**WRITTEN TASK:**
Work out the number of lines in the listing that include the string "text". Reply with that number alone.

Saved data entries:
----------

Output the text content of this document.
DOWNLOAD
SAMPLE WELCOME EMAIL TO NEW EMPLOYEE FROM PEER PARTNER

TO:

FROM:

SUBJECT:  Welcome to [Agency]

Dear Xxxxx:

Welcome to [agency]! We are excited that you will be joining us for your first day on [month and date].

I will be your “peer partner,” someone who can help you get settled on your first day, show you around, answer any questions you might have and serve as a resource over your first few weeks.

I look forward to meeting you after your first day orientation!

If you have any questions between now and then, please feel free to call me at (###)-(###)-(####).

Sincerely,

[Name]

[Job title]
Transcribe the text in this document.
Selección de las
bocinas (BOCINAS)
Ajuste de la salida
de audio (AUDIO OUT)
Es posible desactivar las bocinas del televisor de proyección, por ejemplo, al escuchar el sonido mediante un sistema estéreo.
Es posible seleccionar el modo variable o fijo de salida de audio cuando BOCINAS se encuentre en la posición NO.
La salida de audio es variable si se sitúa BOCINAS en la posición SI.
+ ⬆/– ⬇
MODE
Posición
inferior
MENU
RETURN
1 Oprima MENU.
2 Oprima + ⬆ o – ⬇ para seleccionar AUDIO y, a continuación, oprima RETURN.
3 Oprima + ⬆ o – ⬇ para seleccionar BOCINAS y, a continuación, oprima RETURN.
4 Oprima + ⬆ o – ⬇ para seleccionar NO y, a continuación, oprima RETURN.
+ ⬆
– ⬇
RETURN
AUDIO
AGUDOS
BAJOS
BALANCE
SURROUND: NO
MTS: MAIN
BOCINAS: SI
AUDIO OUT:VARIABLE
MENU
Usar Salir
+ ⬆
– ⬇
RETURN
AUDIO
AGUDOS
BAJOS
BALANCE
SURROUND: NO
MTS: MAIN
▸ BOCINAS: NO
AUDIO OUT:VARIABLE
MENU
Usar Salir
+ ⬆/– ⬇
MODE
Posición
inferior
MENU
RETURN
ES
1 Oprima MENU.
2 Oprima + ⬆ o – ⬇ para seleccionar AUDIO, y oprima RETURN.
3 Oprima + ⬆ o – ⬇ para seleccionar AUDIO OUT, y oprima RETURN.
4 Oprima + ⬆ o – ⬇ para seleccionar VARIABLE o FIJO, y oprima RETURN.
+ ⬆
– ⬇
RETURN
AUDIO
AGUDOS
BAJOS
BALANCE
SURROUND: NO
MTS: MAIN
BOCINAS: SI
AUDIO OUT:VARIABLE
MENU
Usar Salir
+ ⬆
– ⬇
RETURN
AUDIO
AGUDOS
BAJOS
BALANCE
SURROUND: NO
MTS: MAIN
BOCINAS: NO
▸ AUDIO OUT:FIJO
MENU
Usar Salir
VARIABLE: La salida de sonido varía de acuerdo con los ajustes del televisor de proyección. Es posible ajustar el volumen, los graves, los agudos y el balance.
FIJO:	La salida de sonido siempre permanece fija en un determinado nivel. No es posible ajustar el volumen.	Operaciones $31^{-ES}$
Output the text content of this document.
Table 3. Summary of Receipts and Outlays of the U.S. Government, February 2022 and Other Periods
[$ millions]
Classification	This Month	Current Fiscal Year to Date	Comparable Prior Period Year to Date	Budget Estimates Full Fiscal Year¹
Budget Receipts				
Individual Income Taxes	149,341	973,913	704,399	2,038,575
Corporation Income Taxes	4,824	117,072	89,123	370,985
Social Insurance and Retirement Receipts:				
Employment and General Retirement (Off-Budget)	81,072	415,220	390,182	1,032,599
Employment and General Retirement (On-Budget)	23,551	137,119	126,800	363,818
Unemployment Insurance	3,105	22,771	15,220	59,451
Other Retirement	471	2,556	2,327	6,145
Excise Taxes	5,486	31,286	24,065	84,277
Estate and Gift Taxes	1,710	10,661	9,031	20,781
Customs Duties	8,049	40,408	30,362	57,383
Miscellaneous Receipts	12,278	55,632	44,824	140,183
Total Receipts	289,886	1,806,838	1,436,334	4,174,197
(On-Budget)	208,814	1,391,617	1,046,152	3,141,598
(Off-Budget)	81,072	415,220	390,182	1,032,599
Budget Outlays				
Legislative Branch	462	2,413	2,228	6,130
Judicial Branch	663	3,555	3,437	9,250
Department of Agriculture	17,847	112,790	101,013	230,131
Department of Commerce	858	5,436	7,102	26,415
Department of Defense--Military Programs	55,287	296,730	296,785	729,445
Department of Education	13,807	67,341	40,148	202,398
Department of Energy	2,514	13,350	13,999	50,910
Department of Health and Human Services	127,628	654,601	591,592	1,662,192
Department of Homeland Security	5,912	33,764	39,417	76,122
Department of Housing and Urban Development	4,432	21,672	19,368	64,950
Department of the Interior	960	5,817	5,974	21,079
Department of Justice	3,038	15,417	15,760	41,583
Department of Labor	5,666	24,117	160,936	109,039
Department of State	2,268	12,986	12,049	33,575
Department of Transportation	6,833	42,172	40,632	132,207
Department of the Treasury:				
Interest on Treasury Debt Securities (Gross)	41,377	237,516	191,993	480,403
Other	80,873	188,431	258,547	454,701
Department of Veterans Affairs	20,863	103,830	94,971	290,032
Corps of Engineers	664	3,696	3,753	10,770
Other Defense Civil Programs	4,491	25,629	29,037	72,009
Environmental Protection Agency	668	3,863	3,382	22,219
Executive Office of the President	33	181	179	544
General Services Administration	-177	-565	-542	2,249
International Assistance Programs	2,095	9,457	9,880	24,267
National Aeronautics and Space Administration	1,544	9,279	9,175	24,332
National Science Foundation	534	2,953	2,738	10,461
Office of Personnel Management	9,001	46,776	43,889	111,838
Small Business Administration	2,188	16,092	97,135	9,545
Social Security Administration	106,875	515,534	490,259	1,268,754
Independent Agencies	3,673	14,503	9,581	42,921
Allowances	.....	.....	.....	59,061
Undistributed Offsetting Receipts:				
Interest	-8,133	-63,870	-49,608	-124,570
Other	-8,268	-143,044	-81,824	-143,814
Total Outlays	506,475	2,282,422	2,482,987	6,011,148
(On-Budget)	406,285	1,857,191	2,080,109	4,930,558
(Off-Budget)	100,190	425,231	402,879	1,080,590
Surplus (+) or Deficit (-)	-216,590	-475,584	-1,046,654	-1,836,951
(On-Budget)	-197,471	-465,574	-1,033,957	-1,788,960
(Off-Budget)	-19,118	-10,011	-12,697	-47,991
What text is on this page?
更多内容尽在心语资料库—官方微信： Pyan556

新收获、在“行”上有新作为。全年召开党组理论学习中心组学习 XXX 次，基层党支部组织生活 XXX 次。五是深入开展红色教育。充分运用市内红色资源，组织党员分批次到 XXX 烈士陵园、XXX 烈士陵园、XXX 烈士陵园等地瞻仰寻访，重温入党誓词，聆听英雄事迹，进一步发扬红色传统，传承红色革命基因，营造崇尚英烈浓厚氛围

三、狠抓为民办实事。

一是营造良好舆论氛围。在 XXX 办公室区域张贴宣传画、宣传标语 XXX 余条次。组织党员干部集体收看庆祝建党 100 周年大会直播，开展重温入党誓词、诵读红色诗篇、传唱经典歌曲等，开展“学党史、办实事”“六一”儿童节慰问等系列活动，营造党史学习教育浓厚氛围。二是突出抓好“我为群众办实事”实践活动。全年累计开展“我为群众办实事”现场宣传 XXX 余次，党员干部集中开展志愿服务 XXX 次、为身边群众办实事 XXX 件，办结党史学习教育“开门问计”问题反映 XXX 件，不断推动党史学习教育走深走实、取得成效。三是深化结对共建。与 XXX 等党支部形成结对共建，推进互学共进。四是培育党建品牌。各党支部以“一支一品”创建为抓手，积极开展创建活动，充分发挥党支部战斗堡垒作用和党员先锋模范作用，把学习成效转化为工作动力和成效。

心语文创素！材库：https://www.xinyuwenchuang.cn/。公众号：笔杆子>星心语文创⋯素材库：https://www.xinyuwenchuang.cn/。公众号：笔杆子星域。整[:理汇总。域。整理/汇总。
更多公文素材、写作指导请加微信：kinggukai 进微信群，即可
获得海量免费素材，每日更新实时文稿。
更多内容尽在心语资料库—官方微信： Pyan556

----------

**FINAL RESULT:**
4